▶ [Requirements]: Report how many lines contain the word "marker"; answer with the number only.

▶ [Data shown]:
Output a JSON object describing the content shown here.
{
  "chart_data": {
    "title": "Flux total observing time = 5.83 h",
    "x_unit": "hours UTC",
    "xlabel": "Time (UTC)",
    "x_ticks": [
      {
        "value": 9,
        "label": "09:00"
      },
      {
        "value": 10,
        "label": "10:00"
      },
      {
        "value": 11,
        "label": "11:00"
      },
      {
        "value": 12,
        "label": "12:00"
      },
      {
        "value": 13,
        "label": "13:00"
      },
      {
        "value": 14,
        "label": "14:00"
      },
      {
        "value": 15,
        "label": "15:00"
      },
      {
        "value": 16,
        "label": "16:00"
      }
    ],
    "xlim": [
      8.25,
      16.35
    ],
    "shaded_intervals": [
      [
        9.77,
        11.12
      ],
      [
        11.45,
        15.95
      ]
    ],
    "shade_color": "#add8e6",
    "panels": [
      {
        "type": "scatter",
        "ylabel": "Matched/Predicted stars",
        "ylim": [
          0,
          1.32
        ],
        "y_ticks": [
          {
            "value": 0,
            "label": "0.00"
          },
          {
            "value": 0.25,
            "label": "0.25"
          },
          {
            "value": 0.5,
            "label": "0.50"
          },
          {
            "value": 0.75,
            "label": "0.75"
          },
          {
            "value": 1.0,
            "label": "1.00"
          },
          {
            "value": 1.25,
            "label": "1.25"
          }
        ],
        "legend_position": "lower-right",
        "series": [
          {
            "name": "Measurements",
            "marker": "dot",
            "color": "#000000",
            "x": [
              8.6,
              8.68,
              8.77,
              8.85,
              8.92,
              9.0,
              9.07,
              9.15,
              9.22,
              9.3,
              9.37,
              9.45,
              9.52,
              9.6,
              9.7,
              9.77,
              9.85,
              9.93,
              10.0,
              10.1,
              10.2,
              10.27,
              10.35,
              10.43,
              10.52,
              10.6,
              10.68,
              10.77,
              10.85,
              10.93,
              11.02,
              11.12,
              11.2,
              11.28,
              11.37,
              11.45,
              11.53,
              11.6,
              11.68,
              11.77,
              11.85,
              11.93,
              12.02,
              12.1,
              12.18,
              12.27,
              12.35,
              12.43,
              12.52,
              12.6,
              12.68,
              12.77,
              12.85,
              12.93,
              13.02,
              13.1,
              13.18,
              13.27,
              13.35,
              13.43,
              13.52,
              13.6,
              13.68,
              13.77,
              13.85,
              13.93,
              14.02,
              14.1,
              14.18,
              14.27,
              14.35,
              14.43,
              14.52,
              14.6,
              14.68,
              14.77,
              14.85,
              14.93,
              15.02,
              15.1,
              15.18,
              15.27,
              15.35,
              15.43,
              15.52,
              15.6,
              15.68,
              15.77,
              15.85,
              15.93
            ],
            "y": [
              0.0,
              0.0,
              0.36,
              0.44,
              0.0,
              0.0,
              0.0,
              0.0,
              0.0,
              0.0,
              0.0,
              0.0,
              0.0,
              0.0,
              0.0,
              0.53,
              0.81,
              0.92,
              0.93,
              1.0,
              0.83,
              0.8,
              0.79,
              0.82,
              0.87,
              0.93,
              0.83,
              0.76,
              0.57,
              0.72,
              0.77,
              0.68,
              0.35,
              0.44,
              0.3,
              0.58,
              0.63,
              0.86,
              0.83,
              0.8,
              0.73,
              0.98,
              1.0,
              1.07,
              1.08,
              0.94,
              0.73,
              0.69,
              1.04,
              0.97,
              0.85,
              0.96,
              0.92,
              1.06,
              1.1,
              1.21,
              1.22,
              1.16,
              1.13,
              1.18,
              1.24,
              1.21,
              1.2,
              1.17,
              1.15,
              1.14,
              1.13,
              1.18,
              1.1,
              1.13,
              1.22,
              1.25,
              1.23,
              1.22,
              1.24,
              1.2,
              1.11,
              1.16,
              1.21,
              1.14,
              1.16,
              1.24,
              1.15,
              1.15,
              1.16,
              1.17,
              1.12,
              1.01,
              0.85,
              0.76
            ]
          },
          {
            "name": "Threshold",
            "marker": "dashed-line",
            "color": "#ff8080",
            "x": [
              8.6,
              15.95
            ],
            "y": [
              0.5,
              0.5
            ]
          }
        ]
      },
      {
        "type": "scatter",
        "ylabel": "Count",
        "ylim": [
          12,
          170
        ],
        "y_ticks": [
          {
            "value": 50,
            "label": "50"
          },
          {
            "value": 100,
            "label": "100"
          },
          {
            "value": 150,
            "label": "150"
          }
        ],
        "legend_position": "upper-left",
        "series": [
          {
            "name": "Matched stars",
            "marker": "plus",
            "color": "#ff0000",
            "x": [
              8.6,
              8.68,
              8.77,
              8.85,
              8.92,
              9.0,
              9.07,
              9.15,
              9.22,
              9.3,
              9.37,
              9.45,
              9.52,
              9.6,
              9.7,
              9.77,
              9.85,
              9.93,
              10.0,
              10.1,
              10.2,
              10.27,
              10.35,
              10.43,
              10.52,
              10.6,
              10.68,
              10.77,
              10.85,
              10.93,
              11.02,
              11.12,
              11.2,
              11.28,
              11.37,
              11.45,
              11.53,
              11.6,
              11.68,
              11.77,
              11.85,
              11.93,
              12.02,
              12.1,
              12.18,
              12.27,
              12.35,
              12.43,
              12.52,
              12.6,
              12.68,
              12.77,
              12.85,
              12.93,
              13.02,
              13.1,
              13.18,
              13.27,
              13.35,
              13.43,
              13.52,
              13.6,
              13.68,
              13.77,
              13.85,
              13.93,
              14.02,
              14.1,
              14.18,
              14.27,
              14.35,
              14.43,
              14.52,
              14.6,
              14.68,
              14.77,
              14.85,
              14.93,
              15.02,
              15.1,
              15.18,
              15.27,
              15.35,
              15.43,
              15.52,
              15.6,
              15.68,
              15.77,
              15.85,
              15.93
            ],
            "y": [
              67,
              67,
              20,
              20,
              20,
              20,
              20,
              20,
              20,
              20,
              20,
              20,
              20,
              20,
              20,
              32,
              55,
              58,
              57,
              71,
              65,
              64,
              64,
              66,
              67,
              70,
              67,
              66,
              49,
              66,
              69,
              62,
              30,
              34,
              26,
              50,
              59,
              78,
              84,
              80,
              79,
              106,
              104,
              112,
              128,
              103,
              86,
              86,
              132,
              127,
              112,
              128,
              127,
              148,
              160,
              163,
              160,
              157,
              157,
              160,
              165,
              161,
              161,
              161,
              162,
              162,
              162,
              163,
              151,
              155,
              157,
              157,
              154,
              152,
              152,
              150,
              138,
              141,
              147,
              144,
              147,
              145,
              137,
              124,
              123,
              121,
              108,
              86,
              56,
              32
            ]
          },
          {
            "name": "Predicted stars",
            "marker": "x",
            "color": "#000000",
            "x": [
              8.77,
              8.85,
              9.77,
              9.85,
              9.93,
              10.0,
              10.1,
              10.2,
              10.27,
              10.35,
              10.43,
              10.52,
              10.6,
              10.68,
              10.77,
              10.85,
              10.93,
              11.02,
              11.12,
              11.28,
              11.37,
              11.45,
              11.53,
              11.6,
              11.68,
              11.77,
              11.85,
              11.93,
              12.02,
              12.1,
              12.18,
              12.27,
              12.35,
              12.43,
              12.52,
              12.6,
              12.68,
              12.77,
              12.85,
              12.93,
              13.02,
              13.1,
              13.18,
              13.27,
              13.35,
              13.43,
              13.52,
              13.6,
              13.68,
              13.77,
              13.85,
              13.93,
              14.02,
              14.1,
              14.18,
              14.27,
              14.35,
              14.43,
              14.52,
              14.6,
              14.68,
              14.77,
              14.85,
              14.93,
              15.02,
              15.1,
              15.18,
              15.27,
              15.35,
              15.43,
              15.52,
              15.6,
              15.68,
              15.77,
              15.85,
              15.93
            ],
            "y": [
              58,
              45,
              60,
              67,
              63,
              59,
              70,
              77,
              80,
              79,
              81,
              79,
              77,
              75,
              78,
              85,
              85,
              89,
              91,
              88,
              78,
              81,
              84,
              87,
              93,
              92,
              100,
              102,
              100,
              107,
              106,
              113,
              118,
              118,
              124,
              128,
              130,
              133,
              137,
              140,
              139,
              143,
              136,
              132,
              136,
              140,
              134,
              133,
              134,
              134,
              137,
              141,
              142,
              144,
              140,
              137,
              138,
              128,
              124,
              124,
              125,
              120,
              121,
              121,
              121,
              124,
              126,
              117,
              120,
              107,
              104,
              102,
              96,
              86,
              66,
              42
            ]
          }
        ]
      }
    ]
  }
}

▶ [Full response]: 4